### [DATA FOR THIS TASK]
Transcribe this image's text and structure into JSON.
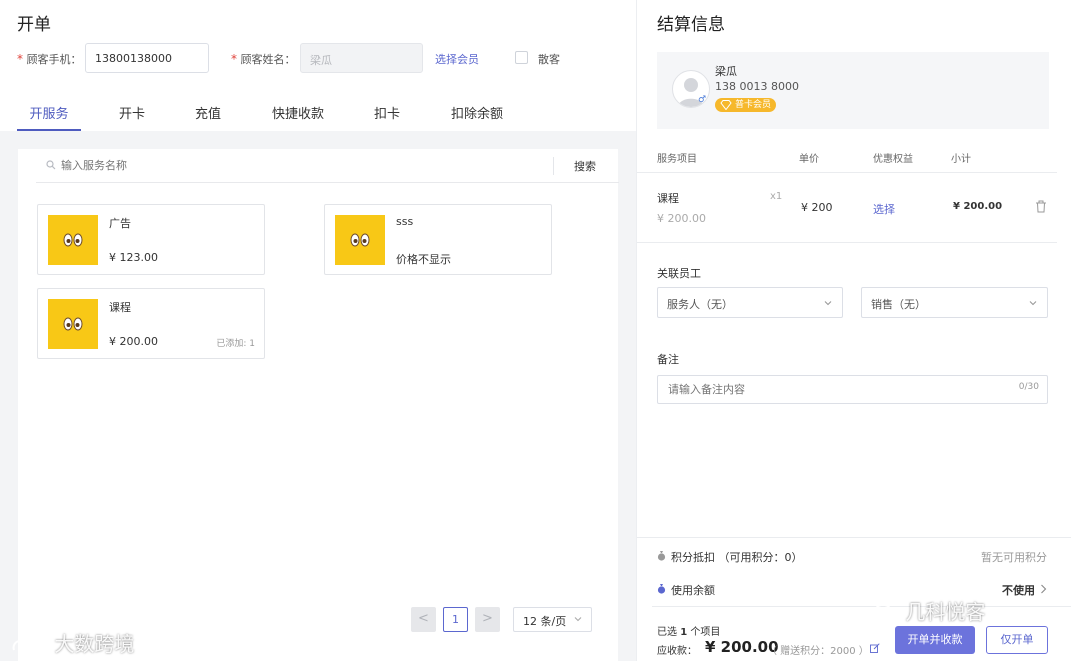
{
  "left": {
    "title": "开单",
    "phone_label": "顾客手机：",
    "phone_value": "13800138000",
    "name_label": "顾客姓名：",
    "name_placeholder": "梁瓜",
    "choose_member": "选择会员",
    "walkin_label": "散客",
    "tabs": [
      "开服务",
      "开卡",
      "充值",
      "快捷收款",
      "扣卡",
      "扣除余额"
    ],
    "active_tab": 0,
    "search_placeholder": "输入服务名称",
    "search_button": "搜索",
    "cards": [
      {
        "name": "广告",
        "price": "¥ 123.00",
        "added": ""
      },
      {
        "name": "sss",
        "price": "价格不显示",
        "added": ""
      },
      {
        "name": "课程",
        "price": "¥ 200.00",
        "added": "已添加: 1"
      }
    ],
    "pager": {
      "prev": "<",
      "page": "1",
      "next": ">",
      "size": "12 条/页"
    }
  },
  "right": {
    "title": "结算信息",
    "member": {
      "name": "梁瓜",
      "phone": "138 0013 8000",
      "badge": "普卡会员"
    },
    "headers": {
      "item": "服务项目",
      "price": "单价",
      "benefit": "优惠权益",
      "subtotal": "小计"
    },
    "line_item": {
      "name": "课程",
      "sub_price": "¥ 200.00",
      "qty": "x1",
      "price": "¥ 200",
      "choose": "选择",
      "subtotal": "¥ 200.00"
    },
    "staff_label": "关联员工",
    "server_select": "服务人（无）",
    "sales_select": "销售（无）",
    "note_label": "备注",
    "note_placeholder": "请输入备注内容",
    "note_count": "0/30",
    "points_label": "积分抵扣 （可用积分：0）",
    "points_none": "暂无可用积分",
    "balance_label": "使用余额",
    "balance_value": "不使用",
    "selected_prefix": "已选",
    "selected_count": "1",
    "selected_suffix": "个项目",
    "receivable_label": "应收款：",
    "receivable_value": "¥ 200.00",
    "gift_points": "（ 赠送积分：2000 ）",
    "btn_open_pay": "开单并收款",
    "btn_open_only": "仅开单"
  },
  "watermarks": {
    "left": "大数跨境",
    "right": "几科悦客"
  },
  "colors": {
    "accent": "#5b67cf",
    "primary_button": "#6c73dc",
    "thumb": "#f8c816",
    "badge": "#f6b82c"
  }
}
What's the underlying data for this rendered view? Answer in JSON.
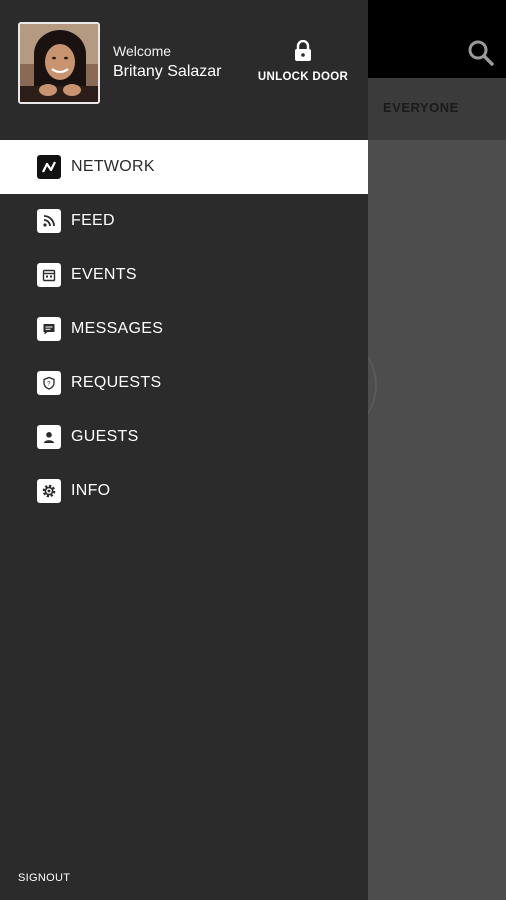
{
  "background": {
    "tab_label": "EVERYONE",
    "search_icon": "search-icon"
  },
  "drawer": {
    "welcome": "Welcome",
    "user_name": "Britany Salazar",
    "unlock_label": "UNLOCK DOOR",
    "signout": "SIGNOUT",
    "items": [
      {
        "label": "NETWORK",
        "icon": "network-icon",
        "active": true
      },
      {
        "label": "FEED",
        "icon": "rss-icon"
      },
      {
        "label": "EVENTS",
        "icon": "calendar-icon"
      },
      {
        "label": "MESSAGES",
        "icon": "chat-icon"
      },
      {
        "label": "REQUESTS",
        "icon": "shield-icon"
      },
      {
        "label": "GUESTS",
        "icon": "person-icon"
      },
      {
        "label": "INFO",
        "icon": "gear-icon"
      }
    ]
  },
  "colors": {
    "drawer_bg": "#2b2b2b",
    "active_bg": "#ffffff",
    "topbar_bg": "#000000",
    "content_bg": "#4d4d4d"
  }
}
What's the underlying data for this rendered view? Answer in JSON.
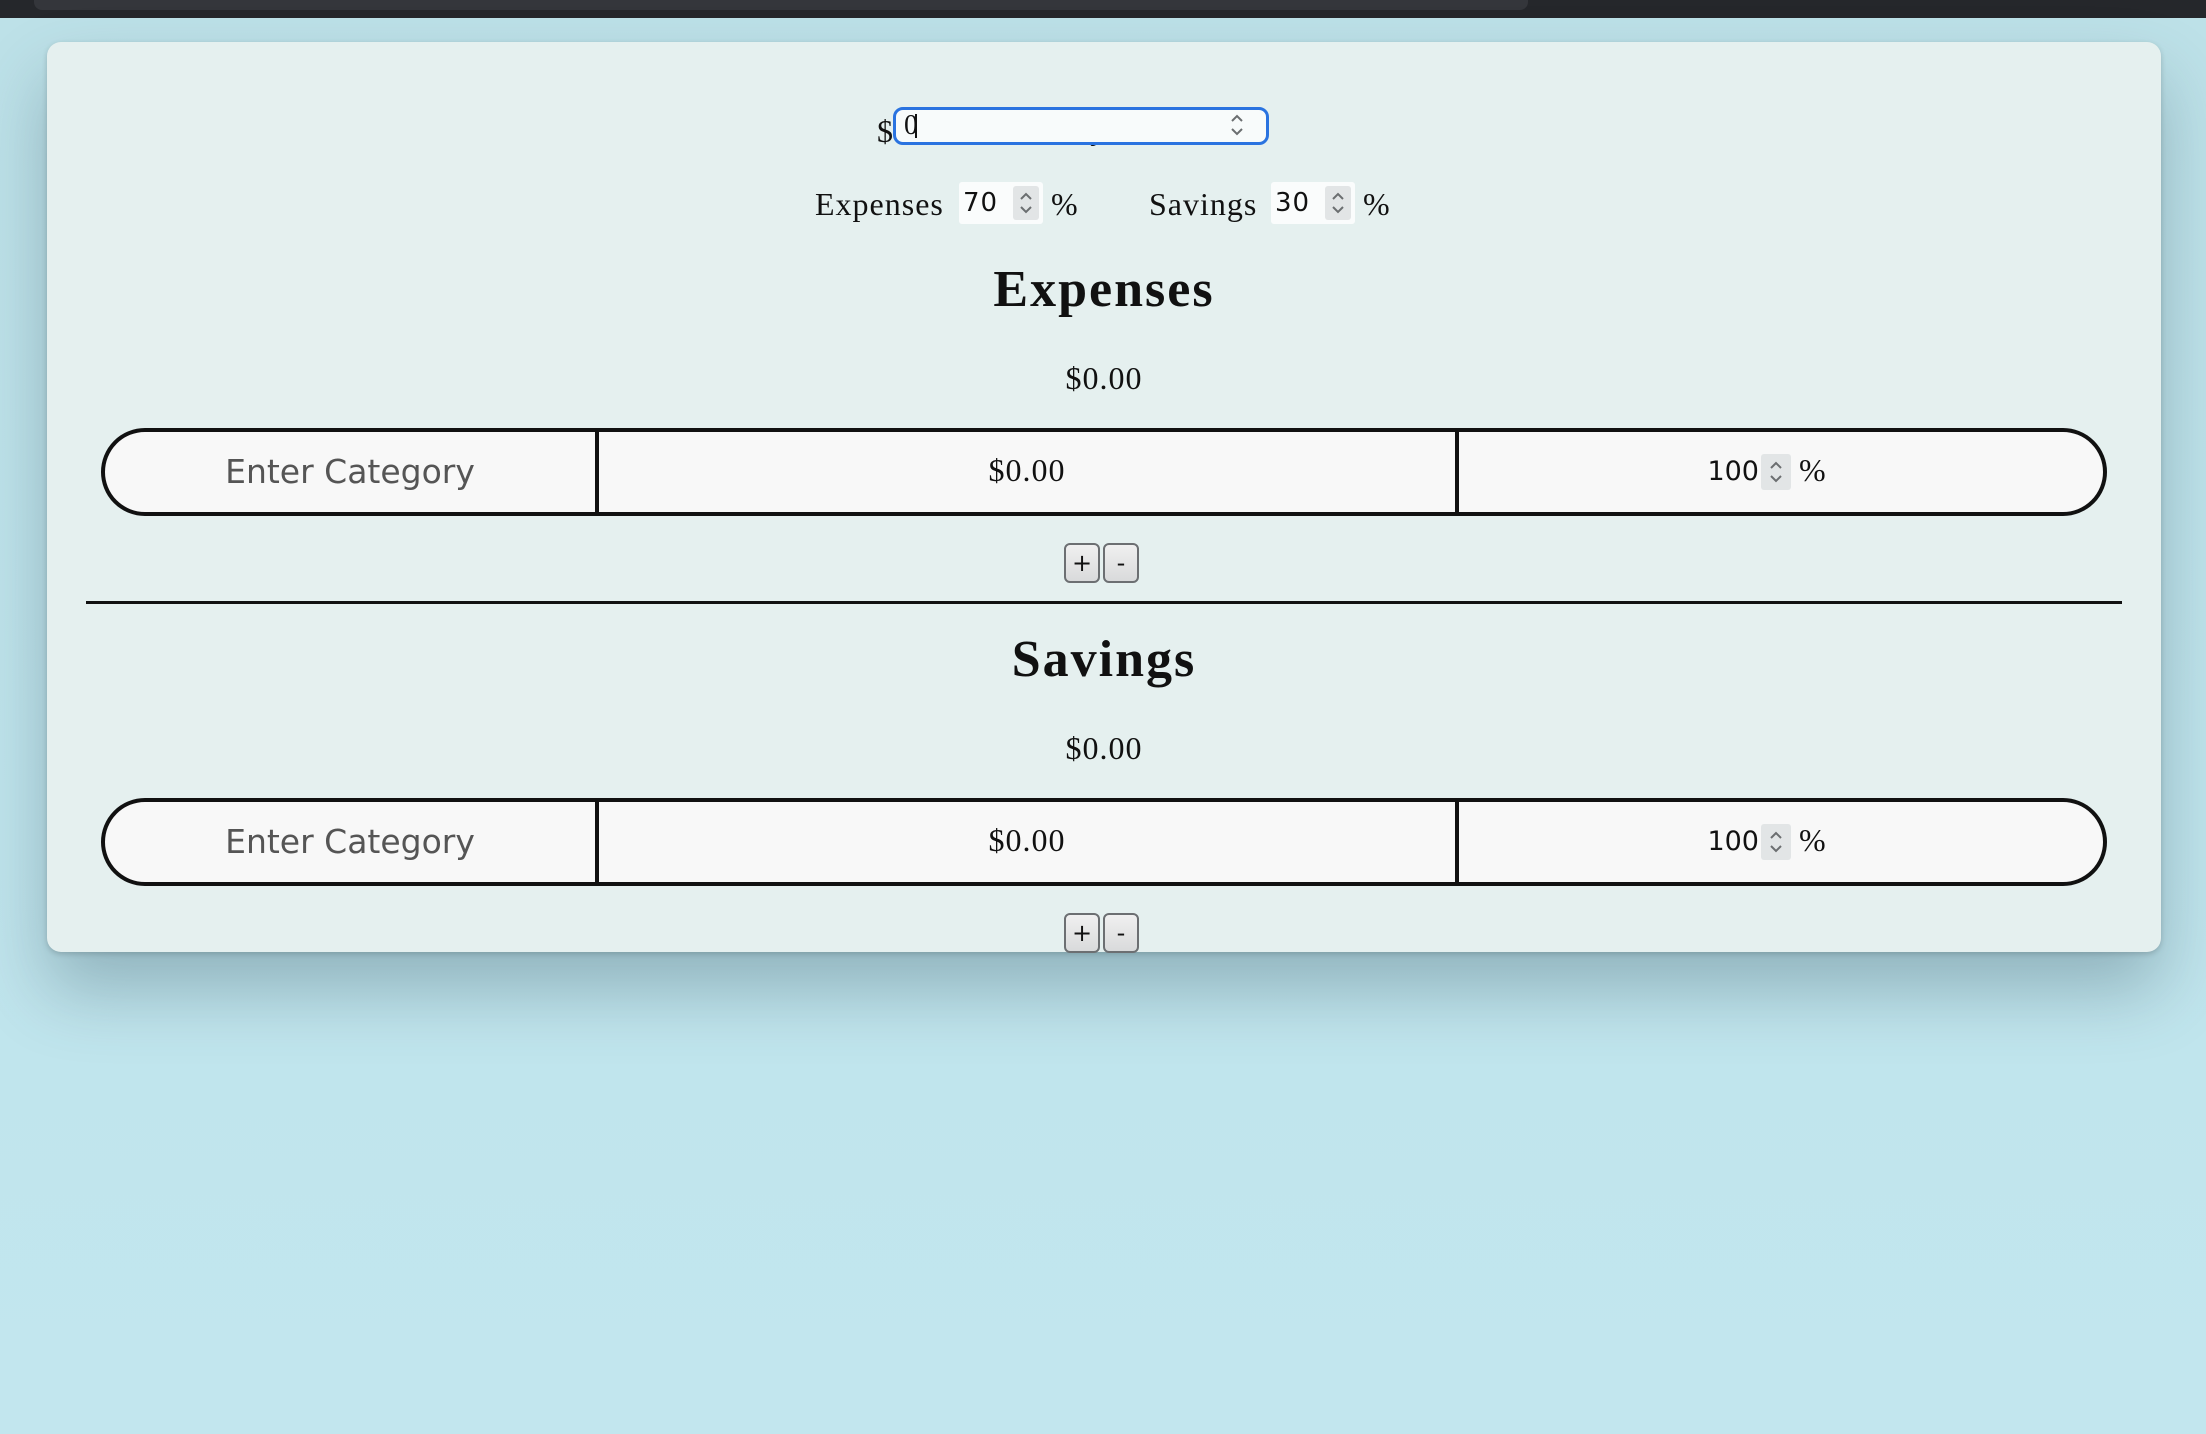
{
  "income": {
    "label": "Monthly Income",
    "currency": "$",
    "value": "0"
  },
  "split": {
    "expenses_label": "Expenses",
    "expenses_value": "70",
    "savings_label": "Savings",
    "savings_value": "30",
    "percent_sign": "%"
  },
  "sections": {
    "expenses": {
      "title": "Expenses",
      "total": "$0.00",
      "row": {
        "category_placeholder": "Enter Category",
        "amount": "$0.00",
        "percent": "100",
        "percent_sign": "%"
      },
      "add_label": "+",
      "remove_label": "-"
    },
    "savings": {
      "title": "Savings",
      "total": "$0.00",
      "row": {
        "category_placeholder": "Enter Category",
        "amount": "$0.00",
        "percent": "100",
        "percent_sign": "%"
      },
      "add_label": "+",
      "remove_label": "-"
    }
  },
  "icons": {
    "stepper": "chevron-up-down-icon"
  },
  "colors": {
    "background": "#bfe3eb",
    "card": "#e5f0ef",
    "focus_ring": "#2a73e0",
    "row_border": "#111111"
  }
}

### [AIM]
Repeat verbatim all the material, but not the pictures.

### [FINISHED TASK]
Transcribe this image's text and structure into JSON.
{
  "left": {
    "title": "开单",
    "phone_label": "顾客手机：",
    "phone_value": "13800138000",
    "name_label": "顾客姓名：",
    "name_placeholder": "梁瓜",
    "choose_member": "选择会员",
    "walkin_label": "散客",
    "tabs": [
      "开服务",
      "开卡",
      "充值",
      "快捷收款",
      "扣卡",
      "扣除余额"
    ],
    "active_tab": 0,
    "search_placeholder": "输入服务名称",
    "search_button": "搜索",
    "cards": [
      {
        "name": "广告",
        "price": "¥ 123.00",
        "added": ""
      },
      {
        "name": "sss",
        "price": "价格不显示",
        "added": ""
      },
      {
        "name": "课程",
        "price": "¥ 200.00",
        "added": "已添加: 1"
      }
    ],
    "pager": {
      "prev": "<",
      "page": "1",
      "next": ">",
      "size": "12 条/页"
    }
  },
  "right": {
    "title": "结算信息",
    "member": {
      "name": "梁瓜",
      "phone": "138 0013 8000",
      "badge": "普卡会员"
    },
    "headers": {
      "item": "服务项目",
      "price": "单价",
      "benefit": "优惠权益",
      "subtotal": "小计"
    },
    "line_item": {
      "name": "课程",
      "sub_price": "¥ 200.00",
      "qty": "x1",
      "price": "¥ 200",
      "choose": "选择",
      "subtotal": "¥ 200.00"
    },
    "staff_label": "关联员工",
    "server_select": "服务人（无）",
    "sales_select": "销售（无）",
    "note_label": "备注",
    "note_placeholder": "请输入备注内容",
    "note_count": "0/30",
    "points_label": "积分抵扣 （可用积分：0）",
    "points_none": "暂无可用积分",
    "balance_label": "使用余额",
    "balance_value": "不使用",
    "selected_prefix": "已选",
    "selected_count": "1",
    "selected_suffix": "个项目",
    "receivable_label": "应收款：",
    "receivable_value": "¥ 200.00",
    "gift_points": "（ 赠送积分：2000 ）",
    "btn_open_pay": "开单并收款",
    "btn_open_only": "仅开单"
  },
  "watermarks": {
    "left": "大数跨境",
    "right": "几科悦客"
  },
  "colors": {
    "accent": "#5b67cf",
    "primary_button": "#6c73dc",
    "thumb": "#f8c816",
    "badge": "#f6b82c"
  }
}
What's the underlying data for this rendered view? Answer in JSON.
{
  "background": {
    "tab_label": "EVERYONE",
    "search_icon": "search-icon"
  },
  "drawer": {
    "welcome": "Welcome",
    "user_name": "Britany Salazar",
    "unlock_label": "UNLOCK DOOR",
    "signout": "SIGNOUT",
    "items": [
      {
        "label": "NETWORK",
        "icon": "network-icon",
        "active": true
      },
      {
        "label": "FEED",
        "icon": "rss-icon"
      },
      {
        "label": "EVENTS",
        "icon": "calendar-icon"
      },
      {
        "label": "MESSAGES",
        "icon": "chat-icon"
      },
      {
        "label": "REQUESTS",
        "icon": "shield-icon"
      },
      {
        "label": "GUESTS",
        "icon": "person-icon"
      },
      {
        "label": "INFO",
        "icon": "gear-icon"
      }
    ]
  },
  "colors": {
    "drawer_bg": "#2b2b2b",
    "active_bg": "#ffffff",
    "topbar_bg": "#000000",
    "content_bg": "#4d4d4d"
  }
}
What's the underlying data for this rendered view? Answer in JSON.
{
  "income": {
    "label": "Monthly Income",
    "currency": "$",
    "value": "0"
  },
  "split": {
    "expenses_label": "Expenses",
    "expenses_value": "70",
    "savings_label": "Savings",
    "savings_value": "30",
    "percent_sign": "%"
  },
  "sections": {
    "expenses": {
      "title": "Expenses",
      "total": "$0.00",
      "row": {
        "category_placeholder": "Enter Category",
        "amount": "$0.00",
        "percent": "100",
        "percent_sign": "%"
      },
      "add_label": "+",
      "remove_label": "-"
    },
    "savings": {
      "title": "Savings",
      "total": "$0.00",
      "row": {
        "category_placeholder": "Enter Category",
        "amount": "$0.00",
        "percent": "100",
        "percent_sign": "%"
      },
      "add_label": "+",
      "remove_label": "-"
    }
  },
  "icons": {
    "stepper": "chevron-up-down-icon"
  },
  "colors": {
    "background": "#bfe3eb",
    "card": "#e5f0ef",
    "focus_ring": "#2a73e0",
    "row_border": "#111111"
  }
}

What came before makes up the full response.